Figure record extracts
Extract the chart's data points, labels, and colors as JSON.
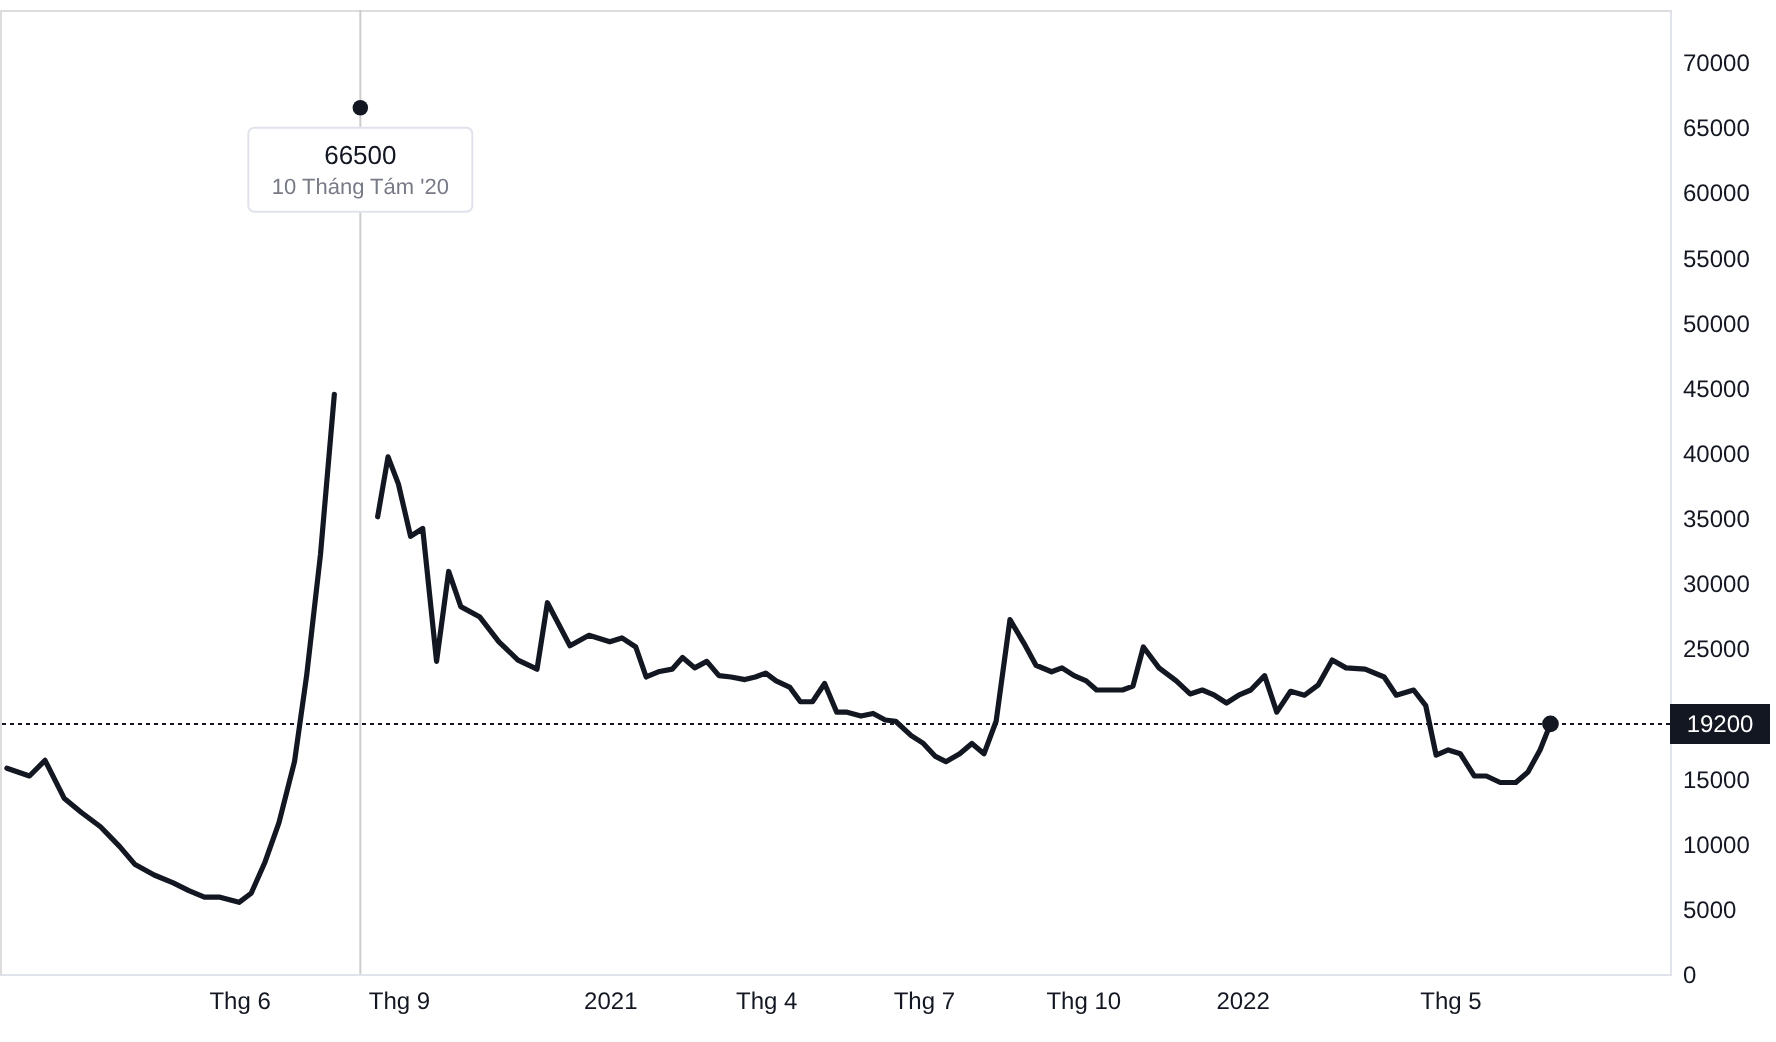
{
  "chart_data": {
    "type": "line",
    "x": [
      "2020-01-19",
      "2020-02-01",
      "2020-02-10",
      "2020-02-21",
      "2020-03-02",
      "2020-03-13",
      "2020-03-24",
      "2020-04-02",
      "2020-04-13",
      "2020-04-24",
      "2020-05-03",
      "2020-05-12",
      "2020-05-21",
      "2020-06-01",
      "2020-06-08",
      "2020-06-16",
      "2020-06-24",
      "2020-07-03",
      "2020-07-10",
      "2020-07-18",
      "2020-07-26",
      "2020-08-02",
      "2020-08-10",
      "2020-08-14",
      "2020-08-20",
      "2020-08-26",
      "2020-09-01",
      "2020-09-08",
      "2020-09-15",
      "2020-09-23",
      "2020-09-30",
      "2020-10-07",
      "2020-10-18",
      "2020-10-29",
      "2020-11-09",
      "2020-11-20",
      "2020-11-26",
      "2020-12-09",
      "2020-12-20",
      "2021-01-01",
      "2021-01-08",
      "2021-01-16",
      "2021-01-22",
      "2021-01-29",
      "2021-02-06",
      "2021-02-12",
      "2021-02-19",
      "2021-02-26",
      "2021-03-05",
      "2021-03-12",
      "2021-03-20",
      "2021-03-26",
      "2021-04-01",
      "2021-04-07",
      "2021-04-15",
      "2021-04-21",
      "2021-04-28",
      "2021-05-05",
      "2021-05-12",
      "2021-05-18",
      "2021-05-26",
      "2021-06-02",
      "2021-06-09",
      "2021-06-15",
      "2021-06-24",
      "2021-07-01",
      "2021-07-08",
      "2021-07-14",
      "2021-07-22",
      "2021-07-29",
      "2021-08-05",
      "2021-08-12",
      "2021-08-20",
      "2021-08-28",
      "2021-09-04",
      "2021-09-13",
      "2021-09-19",
      "2021-09-26",
      "2021-10-03",
      "2021-10-09",
      "2021-10-17",
      "2021-10-24",
      "2021-10-30",
      "2021-11-05",
      "2021-11-14",
      "2021-11-24",
      "2021-12-02",
      "2021-12-09",
      "2021-12-16",
      "2021-12-23",
      "2021-12-30",
      "2022-01-06",
      "2022-01-14",
      "2022-01-21",
      "2022-01-29",
      "2022-02-06",
      "2022-02-14",
      "2022-02-22",
      "2022-03-02",
      "2022-03-13",
      "2022-03-24",
      "2022-03-31",
      "2022-04-10",
      "2022-04-17",
      "2022-04-23",
      "2022-04-30",
      "2022-05-07",
      "2022-05-15",
      "2022-05-22",
      "2022-05-30",
      "2022-06-08",
      "2022-06-15",
      "2022-06-22",
      "2022-06-28"
    ],
    "series": [
      {
        "color": "#131722",
        "values": [
          15800,
          15200,
          16400,
          13500,
          12400,
          11300,
          9800,
          8400,
          7600,
          7000,
          6400,
          5900,
          5900,
          5500,
          6200,
          8600,
          11600,
          16300,
          22900,
          32200,
          44500,
          null,
          66500,
          null,
          35100,
          39700,
          37600,
          33600,
          34200,
          24000,
          30900,
          28200,
          27400,
          25500,
          24100,
          23400,
          28500,
          25200,
          26000,
          25500,
          25800,
          25100,
          22800,
          23200,
          23400,
          24300,
          23500,
          24000,
          22900,
          22800,
          22600,
          22800,
          23100,
          22500,
          22000,
          20900,
          20900,
          22300,
          20100,
          20100,
          19800,
          20000,
          19500,
          19400,
          18300,
          17700,
          16700,
          16300,
          16900,
          17700,
          16900,
          19400,
          27200,
          25400,
          23700,
          23200,
          23500,
          22900,
          22500,
          21800,
          21800,
          21800,
          22100,
          25100,
          23500,
          22500,
          21500,
          21800,
          21400,
          20800,
          21400,
          21800,
          22900,
          20100,
          21700,
          21400,
          22200,
          24100,
          23500,
          23400,
          22800,
          21400,
          21800,
          20600,
          16800,
          17200,
          16900,
          15200,
          15200,
          14700,
          14700,
          15500,
          17200,
          19200
        ]
      }
    ],
    "xlim": [
      "2020-01-15",
      "2022-09-05"
    ],
    "xticks": [
      {
        "value": "2020-06-01",
        "label": "Thg 6"
      },
      {
        "value": "2020-09-01",
        "label": "Thg 9"
      },
      {
        "value": "2021-01-01",
        "label": "2021"
      },
      {
        "value": "2021-04-01",
        "label": "Thg 4"
      },
      {
        "value": "2021-07-01",
        "label": "Thg 7"
      },
      {
        "value": "2021-10-01",
        "label": "Thg 10"
      },
      {
        "value": "2022-01-01",
        "label": "2022"
      },
      {
        "value": "2022-05-01",
        "label": "Thg 5"
      }
    ],
    "ylim": [
      0,
      74000
    ],
    "yticks": [
      0,
      5000,
      10000,
      15000,
      25000,
      30000,
      35000,
      40000,
      45000,
      50000,
      55000,
      60000,
      65000,
      70000
    ],
    "ref_lines": [
      {
        "axis": "y",
        "value": 19200,
        "label": "19200",
        "color": "#131722",
        "line_style": "dotted"
      },
      {
        "axis": "x",
        "value": "2020-08-10",
        "color": "#cccccc",
        "line_style": "solid"
      }
    ],
    "annotations": [
      {
        "text": "66500",
        "x": "2020-08-10",
        "y": 66500
      },
      "10 Tháng Tám '20"
    ],
    "grid": false,
    "marker": "none",
    "line_style": "solid"
  }
}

- _TASK GOAL_
Omit the pictures, and quote the material above exactly as given.

- _WRITTEN SOLUTION_
Extract the chart's data points, labels, and colors as JSON.
{
  "chart_data": {
    "type": "line",
    "x": [
      "2020-01-19",
      "2020-02-01",
      "2020-02-10",
      "2020-02-21",
      "2020-03-02",
      "2020-03-13",
      "2020-03-24",
      "2020-04-02",
      "2020-04-13",
      "2020-04-24",
      "2020-05-03",
      "2020-05-12",
      "2020-05-21",
      "2020-06-01",
      "2020-06-08",
      "2020-06-16",
      "2020-06-24",
      "2020-07-03",
      "2020-07-10",
      "2020-07-18",
      "2020-07-26",
      "2020-08-02",
      "2020-08-10",
      "2020-08-14",
      "2020-08-20",
      "2020-08-26",
      "2020-09-01",
      "2020-09-08",
      "2020-09-15",
      "2020-09-23",
      "2020-09-30",
      "2020-10-07",
      "2020-10-18",
      "2020-10-29",
      "2020-11-09",
      "2020-11-20",
      "2020-11-26",
      "2020-12-09",
      "2020-12-20",
      "2021-01-01",
      "2021-01-08",
      "2021-01-16",
      "2021-01-22",
      "2021-01-29",
      "2021-02-06",
      "2021-02-12",
      "2021-02-19",
      "2021-02-26",
      "2021-03-05",
      "2021-03-12",
      "2021-03-20",
      "2021-03-26",
      "2021-04-01",
      "2021-04-07",
      "2021-04-15",
      "2021-04-21",
      "2021-04-28",
      "2021-05-05",
      "2021-05-12",
      "2021-05-18",
      "2021-05-26",
      "2021-06-02",
      "2021-06-09",
      "2021-06-15",
      "2021-06-24",
      "2021-07-01",
      "2021-07-08",
      "2021-07-14",
      "2021-07-22",
      "2021-07-29",
      "2021-08-05",
      "2021-08-12",
      "2021-08-20",
      "2021-08-28",
      "2021-09-04",
      "2021-09-13",
      "2021-09-19",
      "2021-09-26",
      "2021-10-03",
      "2021-10-09",
      "2021-10-17",
      "2021-10-24",
      "2021-10-30",
      "2021-11-05",
      "2021-11-14",
      "2021-11-24",
      "2021-12-02",
      "2021-12-09",
      "2021-12-16",
      "2021-12-23",
      "2021-12-30",
      "2022-01-06",
      "2022-01-14",
      "2022-01-21",
      "2022-01-29",
      "2022-02-06",
      "2022-02-14",
      "2022-02-22",
      "2022-03-02",
      "2022-03-13",
      "2022-03-24",
      "2022-03-31",
      "2022-04-10",
      "2022-04-17",
      "2022-04-23",
      "2022-04-30",
      "2022-05-07",
      "2022-05-15",
      "2022-05-22",
      "2022-05-30",
      "2022-06-08",
      "2022-06-15",
      "2022-06-22",
      "2022-06-28"
    ],
    "series": [
      {
        "color": "#131722",
        "values": [
          15800,
          15200,
          16400,
          13500,
          12400,
          11300,
          9800,
          8400,
          7600,
          7000,
          6400,
          5900,
          5900,
          5500,
          6200,
          8600,
          11600,
          16300,
          22900,
          32200,
          44500,
          null,
          66500,
          null,
          35100,
          39700,
          37600,
          33600,
          34200,
          24000,
          30900,
          28200,
          27400,
          25500,
          24100,
          23400,
          28500,
          25200,
          26000,
          25500,
          25800,
          25100,
          22800,
          23200,
          23400,
          24300,
          23500,
          24000,
          22900,
          22800,
          22600,
          22800,
          23100,
          22500,
          22000,
          20900,
          20900,
          22300,
          20100,
          20100,
          19800,
          20000,
          19500,
          19400,
          18300,
          17700,
          16700,
          16300,
          16900,
          17700,
          16900,
          19400,
          27200,
          25400,
          23700,
          23200,
          23500,
          22900,
          22500,
          21800,
          21800,
          21800,
          22100,
          25100,
          23500,
          22500,
          21500,
          21800,
          21400,
          20800,
          21400,
          21800,
          22900,
          20100,
          21700,
          21400,
          22200,
          24100,
          23500,
          23400,
          22800,
          21400,
          21800,
          20600,
          16800,
          17200,
          16900,
          15200,
          15200,
          14700,
          14700,
          15500,
          17200,
          19200
        ]
      }
    ],
    "xlim": [
      "2020-01-15",
      "2022-09-05"
    ],
    "xticks": [
      {
        "value": "2020-06-01",
        "label": "Thg 6"
      },
      {
        "value": "2020-09-01",
        "label": "Thg 9"
      },
      {
        "value": "2021-01-01",
        "label": "2021"
      },
      {
        "value": "2021-04-01",
        "label": "Thg 4"
      },
      {
        "value": "2021-07-01",
        "label": "Thg 7"
      },
      {
        "value": "2021-10-01",
        "label": "Thg 10"
      },
      {
        "value": "2022-01-01",
        "label": "2022"
      },
      {
        "value": "2022-05-01",
        "label": "Thg 5"
      }
    ],
    "ylim": [
      0,
      74000
    ],
    "yticks": [
      0,
      5000,
      10000,
      15000,
      25000,
      30000,
      35000,
      40000,
      45000,
      50000,
      55000,
      60000,
      65000,
      70000
    ],
    "ref_lines": [
      {
        "axis": "y",
        "value": 19200,
        "label": "19200",
        "color": "#131722",
        "line_style": "dotted"
      },
      {
        "axis": "x",
        "value": "2020-08-10",
        "color": "#cccccc",
        "line_style": "solid"
      }
    ],
    "annotations": [
      {
        "text": "66500",
        "x": "2020-08-10",
        "y": 66500
      },
      "10 Tháng Tám '20"
    ],
    "grid": false,
    "marker": "none",
    "line_style": "solid"
  }
}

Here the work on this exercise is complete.